## Given task
Search the records for "value" and copy each line that holds it.
───── Exercise material
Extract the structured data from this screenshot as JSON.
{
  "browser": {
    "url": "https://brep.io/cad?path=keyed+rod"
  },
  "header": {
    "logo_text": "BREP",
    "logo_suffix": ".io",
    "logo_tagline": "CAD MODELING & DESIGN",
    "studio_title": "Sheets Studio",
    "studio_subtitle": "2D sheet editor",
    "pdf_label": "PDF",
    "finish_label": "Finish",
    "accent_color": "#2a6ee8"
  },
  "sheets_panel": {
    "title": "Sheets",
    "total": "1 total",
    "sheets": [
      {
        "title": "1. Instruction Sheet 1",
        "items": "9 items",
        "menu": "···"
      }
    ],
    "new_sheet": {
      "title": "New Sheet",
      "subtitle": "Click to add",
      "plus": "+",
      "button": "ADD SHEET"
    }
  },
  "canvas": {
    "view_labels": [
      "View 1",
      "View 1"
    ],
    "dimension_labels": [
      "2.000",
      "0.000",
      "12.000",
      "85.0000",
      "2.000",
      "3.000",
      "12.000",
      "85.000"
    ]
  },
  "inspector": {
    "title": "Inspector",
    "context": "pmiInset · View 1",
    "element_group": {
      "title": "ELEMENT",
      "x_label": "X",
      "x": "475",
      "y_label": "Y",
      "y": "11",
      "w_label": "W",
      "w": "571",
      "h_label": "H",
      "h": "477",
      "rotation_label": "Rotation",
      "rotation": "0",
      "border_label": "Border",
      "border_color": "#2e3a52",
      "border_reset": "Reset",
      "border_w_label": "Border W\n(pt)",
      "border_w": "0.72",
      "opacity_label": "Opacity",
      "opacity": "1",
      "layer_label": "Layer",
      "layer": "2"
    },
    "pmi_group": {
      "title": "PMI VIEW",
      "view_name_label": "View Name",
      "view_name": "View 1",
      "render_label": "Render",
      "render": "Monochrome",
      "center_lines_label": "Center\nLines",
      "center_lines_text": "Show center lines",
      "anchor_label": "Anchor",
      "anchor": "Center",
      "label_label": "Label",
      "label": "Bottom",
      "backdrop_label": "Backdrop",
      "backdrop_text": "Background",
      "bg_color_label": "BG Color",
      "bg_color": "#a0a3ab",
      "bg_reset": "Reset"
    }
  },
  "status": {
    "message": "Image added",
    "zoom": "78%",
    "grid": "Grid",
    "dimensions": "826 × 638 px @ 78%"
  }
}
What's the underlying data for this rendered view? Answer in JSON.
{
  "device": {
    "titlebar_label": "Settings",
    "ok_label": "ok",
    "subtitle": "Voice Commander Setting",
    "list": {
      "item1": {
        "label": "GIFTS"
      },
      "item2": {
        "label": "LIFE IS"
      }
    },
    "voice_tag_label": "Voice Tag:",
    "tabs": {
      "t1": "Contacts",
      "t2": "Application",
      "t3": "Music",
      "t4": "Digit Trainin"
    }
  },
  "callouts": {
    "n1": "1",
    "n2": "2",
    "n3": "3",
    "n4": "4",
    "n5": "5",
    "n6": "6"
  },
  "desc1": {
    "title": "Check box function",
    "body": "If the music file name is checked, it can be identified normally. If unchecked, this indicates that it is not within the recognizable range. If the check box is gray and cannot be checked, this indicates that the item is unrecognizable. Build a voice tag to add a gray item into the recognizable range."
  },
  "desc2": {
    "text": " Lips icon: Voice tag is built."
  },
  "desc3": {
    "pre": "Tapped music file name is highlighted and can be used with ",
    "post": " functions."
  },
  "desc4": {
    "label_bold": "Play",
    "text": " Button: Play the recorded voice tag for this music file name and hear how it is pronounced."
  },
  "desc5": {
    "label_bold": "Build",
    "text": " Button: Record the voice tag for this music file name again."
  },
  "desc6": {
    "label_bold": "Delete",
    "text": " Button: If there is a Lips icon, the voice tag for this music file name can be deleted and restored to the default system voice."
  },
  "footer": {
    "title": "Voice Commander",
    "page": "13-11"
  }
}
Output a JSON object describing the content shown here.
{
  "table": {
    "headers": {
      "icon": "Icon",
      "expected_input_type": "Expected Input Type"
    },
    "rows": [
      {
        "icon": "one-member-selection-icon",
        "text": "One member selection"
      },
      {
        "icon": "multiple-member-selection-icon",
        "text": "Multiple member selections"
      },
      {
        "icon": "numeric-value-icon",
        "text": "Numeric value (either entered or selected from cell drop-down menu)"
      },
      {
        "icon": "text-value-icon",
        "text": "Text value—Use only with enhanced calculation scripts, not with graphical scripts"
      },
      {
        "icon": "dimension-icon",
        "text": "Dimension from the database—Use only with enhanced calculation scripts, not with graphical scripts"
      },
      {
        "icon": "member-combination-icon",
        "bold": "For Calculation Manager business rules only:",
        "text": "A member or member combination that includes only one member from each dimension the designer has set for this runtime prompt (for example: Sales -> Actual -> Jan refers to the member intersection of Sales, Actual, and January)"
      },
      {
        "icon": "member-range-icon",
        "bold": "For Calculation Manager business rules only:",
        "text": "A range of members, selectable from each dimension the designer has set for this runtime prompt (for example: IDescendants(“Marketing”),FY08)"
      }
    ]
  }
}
──────────
## Task solution
        "icon": "numeric-value-icon",
        "text": "Numeric value (either entered or selected from cell drop-down menu)"
        "icon": "text-value-icon",
        "text": "Text value—Use only with enhanced calculation scripts, not with graphical scripts"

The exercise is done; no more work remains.